» **Exercise**: Search the material below for the word "ESTIRAR" and copy every line in which it occurs.

——

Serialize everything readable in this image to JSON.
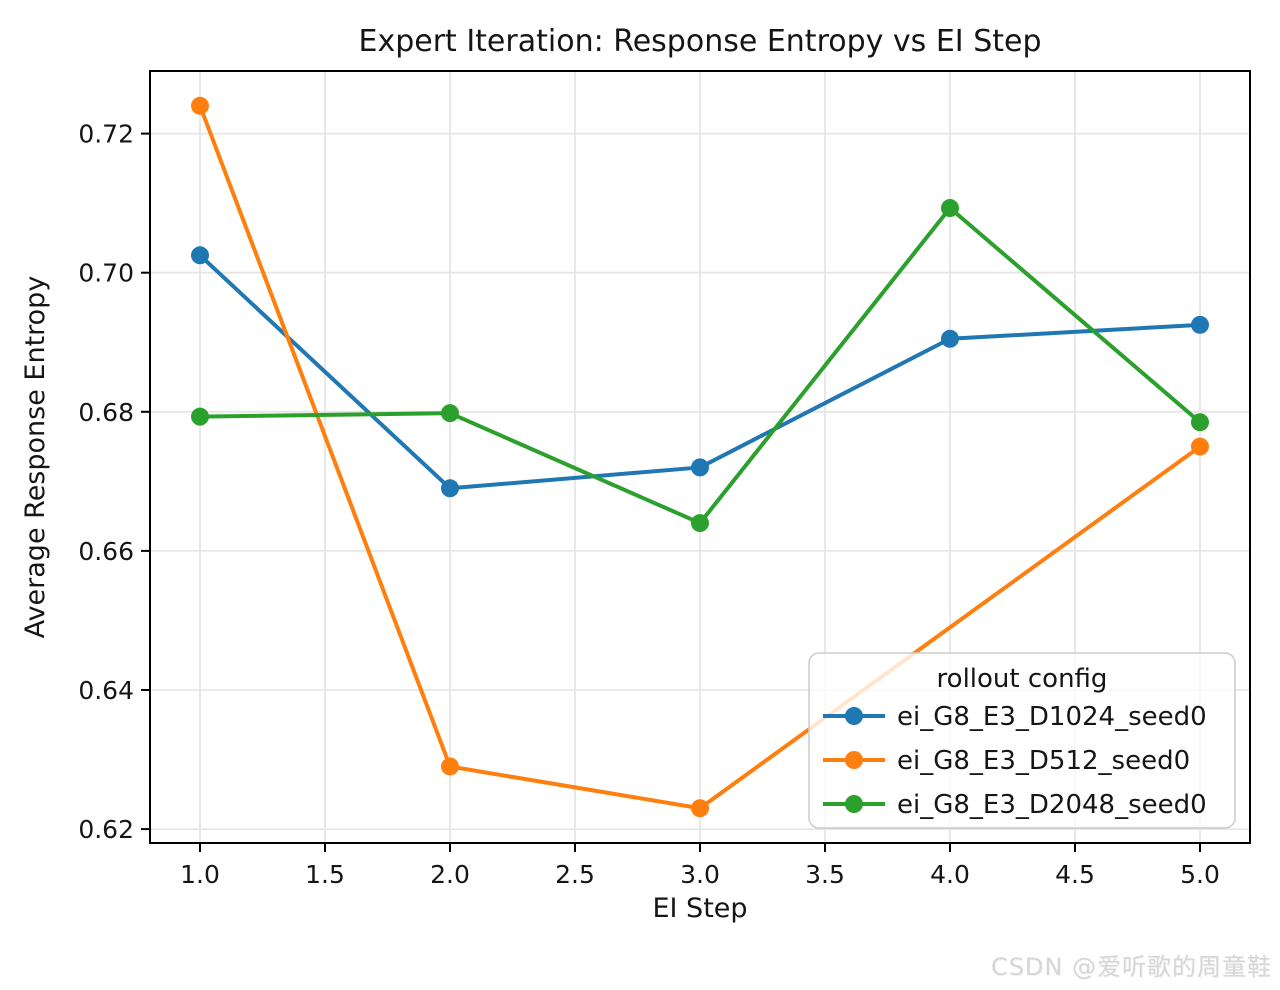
{
  "chart_data": {
    "type": "line",
    "title": "Expert Iteration: Response Entropy vs EI Step",
    "xlabel": "EI Step",
    "ylabel": "Average Response Entropy",
    "xlim": [
      0.8,
      5.2
    ],
    "ylim": [
      0.618,
      0.729
    ],
    "grid": true,
    "grid_color": "#e6e6e6",
    "axis_color": "#000000",
    "text_color": "#151515",
    "x_tick_values": [
      1.0,
      1.5,
      2.0,
      2.5,
      3.0,
      3.5,
      4.0,
      4.5,
      5.0
    ],
    "x_tick_labels": [
      "1.0",
      "1.5",
      "2.0",
      "2.5",
      "3.0",
      "3.5",
      "4.0",
      "4.5",
      "5.0"
    ],
    "y_tick_values": [
      0.62,
      0.64,
      0.66,
      0.68,
      0.7,
      0.72
    ],
    "y_tick_labels": [
      "0.62",
      "0.64",
      "0.66",
      "0.68",
      "0.70",
      "0.72"
    ],
    "legend": {
      "title": "rollout config",
      "position": "lower right",
      "border_color": "#cccccc",
      "background": "rgba(255,255,255,0.8)"
    },
    "series": [
      {
        "name": "ei_G8_E3_D1024_seed0",
        "color": "#1f77b4",
        "x": [
          1,
          2,
          3,
          4,
          5
        ],
        "y": [
          0.7025,
          0.669,
          0.672,
          0.6905,
          0.6925
        ]
      },
      {
        "name": "ei_G8_E3_D512_seed0",
        "color": "#ff7f0e",
        "x": [
          1,
          2,
          3,
          5
        ],
        "y": [
          0.724,
          0.629,
          0.623,
          0.675
        ]
      },
      {
        "name": "ei_G8_E3_D2048_seed0",
        "color": "#2ca02c",
        "x": [
          1,
          2,
          3,
          4,
          5
        ],
        "y": [
          0.6793,
          0.6798,
          0.664,
          0.7093,
          0.6785
        ]
      }
    ]
  },
  "watermark": {
    "text": "CSDN @爱听歌的周童鞋",
    "color": "#d6d6d6"
  }
}
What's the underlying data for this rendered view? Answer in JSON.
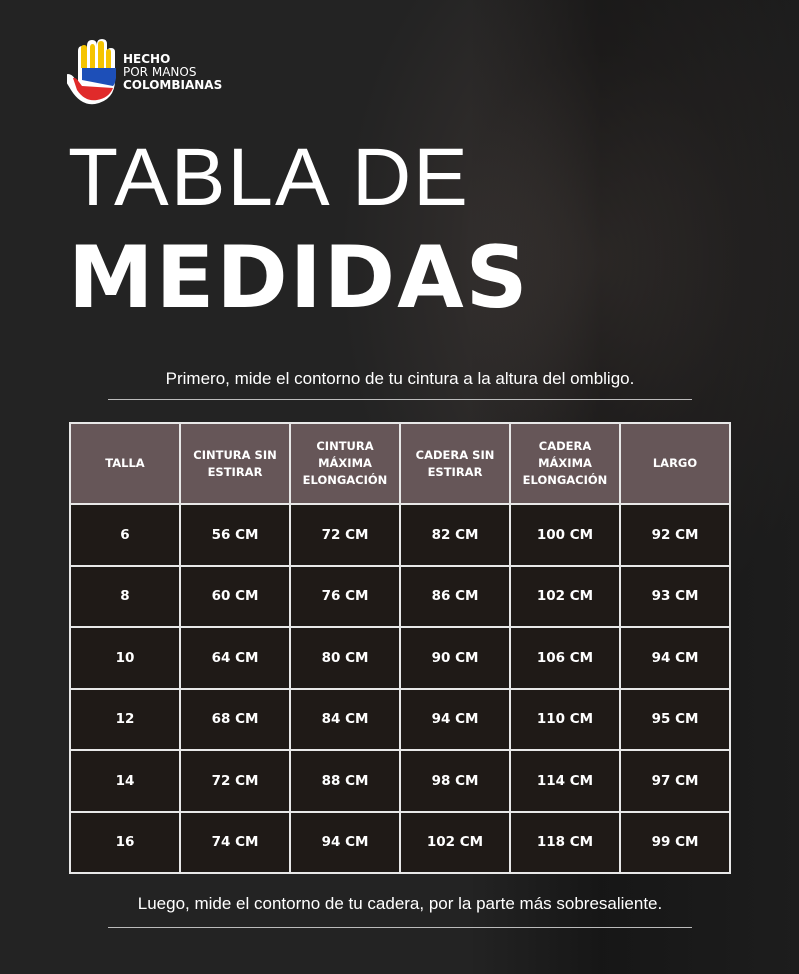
{
  "logo": {
    "line1": "HECHO",
    "line2": "POR MANOS",
    "line3": "COLOMBIANAS"
  },
  "title": {
    "line1": "TABLA DE",
    "line2": "MEDIDAS"
  },
  "notes": {
    "top": "Primero, mide  el contorno de tu cintura a la altura del ombligo.",
    "bottom": "Luego, mide el contorno de tu cadera, por la parte más sobresaliente."
  },
  "table": {
    "headers": [
      "TALLA",
      "CINTURA SIN ESTIRAR",
      "CINTURA MÁXIMA ELONGACIÓN",
      "CADERA SIN ESTIRAR",
      "CADERA MÁXIMA ELONGACIÓN",
      "LARGO"
    ],
    "rows": [
      [
        "6",
        "56 CM",
        "72 CM",
        "82 CM",
        "100 CM",
        "92 CM"
      ],
      [
        "8",
        "60 CM",
        "76 CM",
        "86 CM",
        "102 CM",
        "93 CM"
      ],
      [
        "10",
        "64 CM",
        "80 CM",
        "90 CM",
        "106 CM",
        "94 CM"
      ],
      [
        "12",
        "68 CM",
        "84 CM",
        "94 CM",
        "110 CM",
        "95 CM"
      ],
      [
        "14",
        "72 CM",
        "88 CM",
        "98 CM",
        "114 CM",
        "97 CM"
      ],
      [
        "16",
        "74 CM",
        "94 CM",
        "102 CM",
        "118 CM",
        "99 CM"
      ]
    ]
  },
  "colors": {
    "header_bg": "#665658",
    "cell_bg": "#1f1a17",
    "flag_yellow": "#f5c400",
    "flag_blue": "#1d4fb8",
    "flag_red": "#e02a2a"
  }
}
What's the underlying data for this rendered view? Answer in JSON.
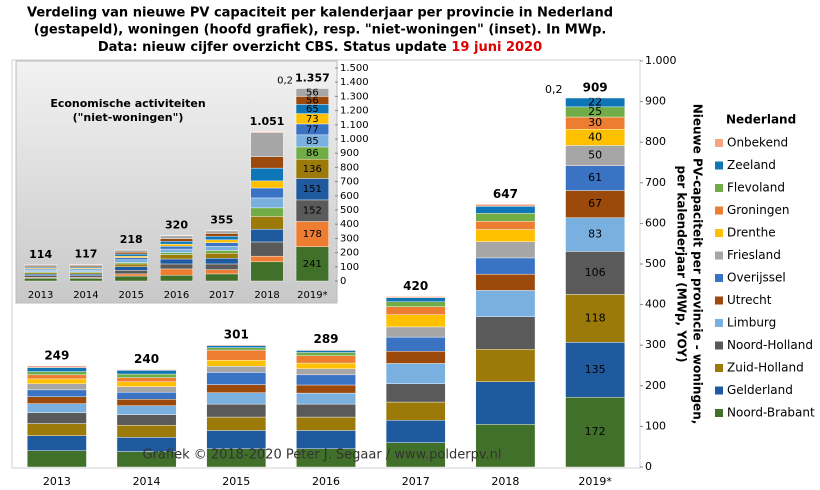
{
  "chart_data": [
    {
      "type": "bar",
      "stacked": true,
      "title": [
        "Verdeling van nieuwe PV capaciteit per kalenderjaar per provincie in Nederland",
        "(gestapeld), woningen (hoofd grafiek), resp. \"niet-woningen\" (inset). In MWp.",
        "Data: nieuw cijfer overzicht CBS. Status update "
      ],
      "title_date": "19 juni 2020",
      "y_label": [
        "Nieuwe PV-capaciteit per provincie - woningen,",
        "per kalenderjaar (MWp, YOY)"
      ],
      "legend_title": "Nederland",
      "watermark": "Grafiek © 2018-2020 Peter J. Segaar / www.polderpv.nl",
      "categories": [
        "2013",
        "2014",
        "2015",
        "2016",
        "2017",
        "2018",
        "2019*"
      ],
      "totals": [
        249,
        240,
        301,
        289,
        420,
        647,
        909
      ],
      "ylim": [
        0,
        1000
      ],
      "yticks": [
        0,
        100,
        200,
        300,
        400,
        500,
        600,
        700,
        800,
        900,
        {
          "value": 1000,
          "label": "1.000"
        }
      ],
      "series": [
        {
          "name": "Noord-Brabant",
          "color": "#41702a",
          "values": [
            40,
            38,
            45,
            45,
            60,
            105,
            172
          ],
          "value_labels": [
            null,
            null,
            null,
            null,
            null,
            null,
            "172"
          ]
        },
        {
          "name": "Gelderland",
          "color": "#1f5a9e",
          "values": [
            37,
            35,
            45,
            45,
            55,
            105,
            135
          ],
          "value_labels": [
            null,
            null,
            null,
            null,
            null,
            null,
            "135"
          ]
        },
        {
          "name": "Zuid-Holland",
          "color": "#9c7a0a",
          "values": [
            30,
            30,
            33,
            33,
            45,
            80,
            118
          ],
          "value_labels": [
            null,
            null,
            null,
            null,
            null,
            null,
            "118"
          ]
        },
        {
          "name": "Noord-Holland",
          "color": "#5a5a5a",
          "values": [
            27,
            26,
            32,
            32,
            45,
            80,
            106
          ],
          "value_labels": [
            null,
            null,
            null,
            null,
            null,
            null,
            "106"
          ]
        },
        {
          "name": "Limburg",
          "color": "#7ab0e0",
          "values": [
            22,
            22,
            28,
            27,
            50,
            65,
            83
          ],
          "value_labels": [
            null,
            null,
            null,
            null,
            null,
            null,
            "83"
          ]
        },
        {
          "name": "Utrecht",
          "color": "#9c4a0c",
          "values": [
            17,
            16,
            20,
            20,
            30,
            40,
            67
          ],
          "value_labels": [
            null,
            null,
            null,
            null,
            null,
            null,
            "67"
          ]
        },
        {
          "name": "Overijssel",
          "color": "#3a73c4",
          "values": [
            17,
            17,
            30,
            25,
            35,
            40,
            61
          ],
          "value_labels": [
            null,
            null,
            null,
            null,
            null,
            null,
            "61"
          ]
        },
        {
          "name": "Friesland",
          "color": "#a6a6a6",
          "values": [
            15,
            14,
            15,
            15,
            25,
            40,
            50
          ],
          "value_labels": [
            null,
            null,
            null,
            null,
            null,
            null,
            "50"
          ]
        },
        {
          "name": "Drenthe",
          "color": "#ffc000",
          "values": [
            12,
            12,
            15,
            14,
            30,
            30,
            40
          ],
          "value_labels": [
            null,
            null,
            null,
            null,
            null,
            null,
            "40"
          ]
        },
        {
          "name": "Groningen",
          "color": "#ed7d31",
          "values": [
            10,
            10,
            25,
            18,
            20,
            20,
            30
          ],
          "value_labels": [
            null,
            null,
            null,
            null,
            null,
            null,
            "30"
          ]
        },
        {
          "name": "Flevoland",
          "color": "#70ad47",
          "values": [
            8,
            9,
            6,
            8,
            12,
            20,
            25
          ],
          "value_labels": [
            null,
            null,
            null,
            null,
            null,
            null,
            "25"
          ]
        },
        {
          "name": "Zeeland",
          "color": "#0e75b6",
          "values": [
            10,
            9,
            5,
            5,
            10,
            17,
            22
          ],
          "value_labels": [
            null,
            null,
            null,
            null,
            null,
            null,
            "22"
          ]
        },
        {
          "name": "Onbekend",
          "color": "#f4a582",
          "values": [
            4,
            2,
            2,
            2,
            3,
            5,
            0.2
          ],
          "value_labels": [
            null,
            null,
            null,
            null,
            null,
            null,
            "0,2"
          ]
        }
      ]
    },
    {
      "type": "bar",
      "stacked": true,
      "title": [
        "Economische activiteiten",
        "(\"niet-woningen\")"
      ],
      "categories": [
        "2013",
        "2014",
        "2015",
        "2016",
        "2017",
        "2018",
        "2019*"
      ],
      "totals": [
        114,
        117,
        218,
        320,
        355,
        {
          "value": 1051,
          "label": "1.051"
        },
        {
          "value": 1357,
          "label": "1.357"
        }
      ],
      "ylim": [
        0,
        1500
      ],
      "yticks": [
        0,
        100,
        200,
        300,
        400,
        500,
        600,
        700,
        800,
        900,
        {
          "value": 1000,
          "label": "1.000"
        },
        {
          "value": 1100,
          "label": "1.100"
        },
        {
          "value": 1200,
          "label": "1.200"
        },
        {
          "value": 1300,
          "label": "1.300"
        },
        {
          "value": 1400,
          "label": "1.400"
        },
        {
          "value": 1500,
          "label": "1.500"
        }
      ],
      "series": [
        {
          "name": "Noord-Brabant",
          "color": "#41702a",
          "values": [
            20,
            20,
            35,
            40,
            50,
            135,
            241
          ],
          "value_labels": [
            null,
            null,
            null,
            null,
            null,
            null,
            "241"
          ]
        },
        {
          "name": "Groningen",
          "color": "#ed7d31",
          "values": [
            5,
            5,
            15,
            45,
            30,
            40,
            178
          ],
          "value_labels": [
            null,
            null,
            null,
            null,
            null,
            null,
            "178"
          ]
        },
        {
          "name": "Noord-Holland",
          "color": "#5a5a5a",
          "values": [
            12,
            12,
            25,
            35,
            40,
            100,
            152
          ],
          "value_labels": [
            null,
            null,
            null,
            null,
            null,
            null,
            "152"
          ]
        },
        {
          "name": "Gelderland",
          "color": "#1f5a9e",
          "values": [
            12,
            12,
            25,
            35,
            40,
            90,
            151
          ],
          "value_labels": [
            null,
            null,
            null,
            null,
            null,
            null,
            "151"
          ]
        },
        {
          "name": "Zuid-Holland",
          "color": "#9c7a0a",
          "values": [
            10,
            10,
            20,
            30,
            35,
            90,
            136
          ],
          "value_labels": [
            null,
            null,
            null,
            null,
            null,
            null,
            "136"
          ]
        },
        {
          "name": "Flevoland",
          "color": "#70ad47",
          "values": [
            6,
            6,
            10,
            15,
            20,
            60,
            86
          ],
          "value_labels": [
            null,
            null,
            null,
            null,
            null,
            null,
            "86"
          ]
        },
        {
          "name": "Limburg",
          "color": "#7ab0e0",
          "values": [
            10,
            10,
            20,
            25,
            30,
            70,
            85
          ],
          "value_labels": [
            null,
            null,
            null,
            null,
            null,
            null,
            "85"
          ]
        },
        {
          "name": "Overijssel",
          "color": "#3a73c4",
          "values": [
            8,
            9,
            15,
            20,
            25,
            70,
            77
          ],
          "value_labels": [
            null,
            null,
            null,
            null,
            null,
            null,
            "77"
          ]
        },
        {
          "name": "Drenthe",
          "color": "#ffc000",
          "values": [
            6,
            6,
            10,
            15,
            20,
            50,
            73
          ],
          "value_labels": [
            null,
            null,
            null,
            null,
            null,
            null,
            "73"
          ]
        },
        {
          "name": "Zeeland",
          "color": "#0e75b6",
          "values": [
            8,
            8,
            15,
            20,
            25,
            90,
            65
          ],
          "value_labels": [
            null,
            null,
            null,
            null,
            null,
            null,
            "65"
          ]
        },
        {
          "name": "Utrecht",
          "color": "#9c4a0c",
          "values": [
            7,
            8,
            13,
            18,
            20,
            80,
            56
          ],
          "value_labels": [
            null,
            null,
            null,
            null,
            null,
            null,
            "56"
          ]
        },
        {
          "name": "Friesland",
          "color": "#a6a6a6",
          "values": [
            9,
            10,
            14,
            20,
            18,
            170,
            56
          ],
          "value_labels": [
            null,
            null,
            null,
            null,
            null,
            null,
            "56"
          ]
        },
        {
          "name": "Onbekend",
          "color": "#f4a582",
          "values": [
            1,
            1,
            1,
            2,
            2,
            6,
            0.2
          ],
          "value_labels": [
            null,
            null,
            null,
            null,
            null,
            null,
            "0,2"
          ]
        }
      ]
    }
  ]
}
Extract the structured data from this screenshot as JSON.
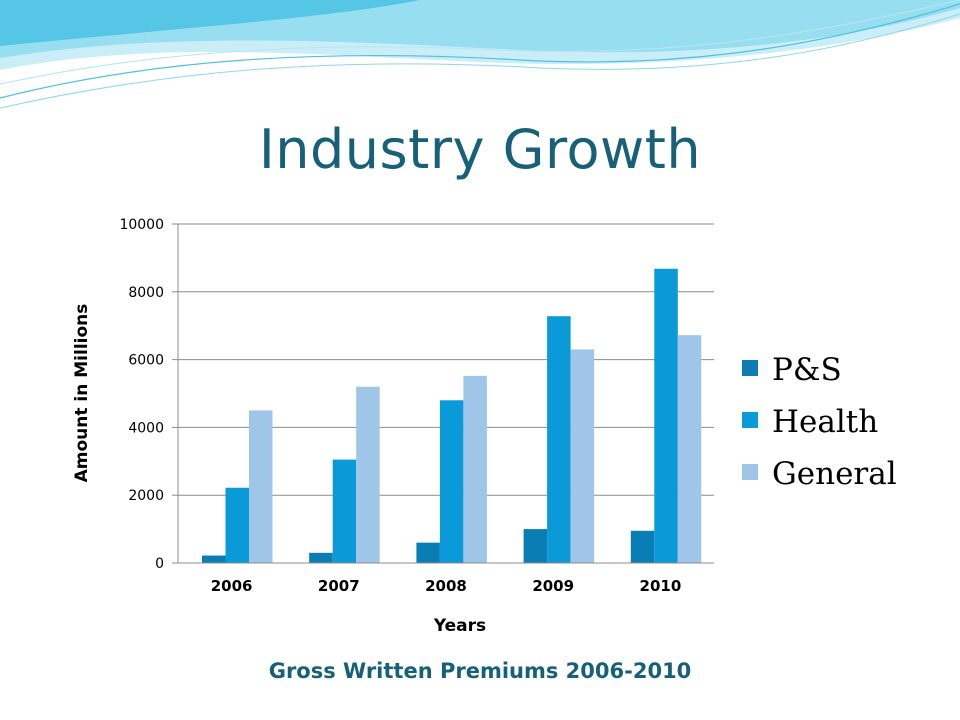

——

» **Final result**:
      "CINTURA SIN ESTIRAR",
      "CADERA SIN ESTIRAR",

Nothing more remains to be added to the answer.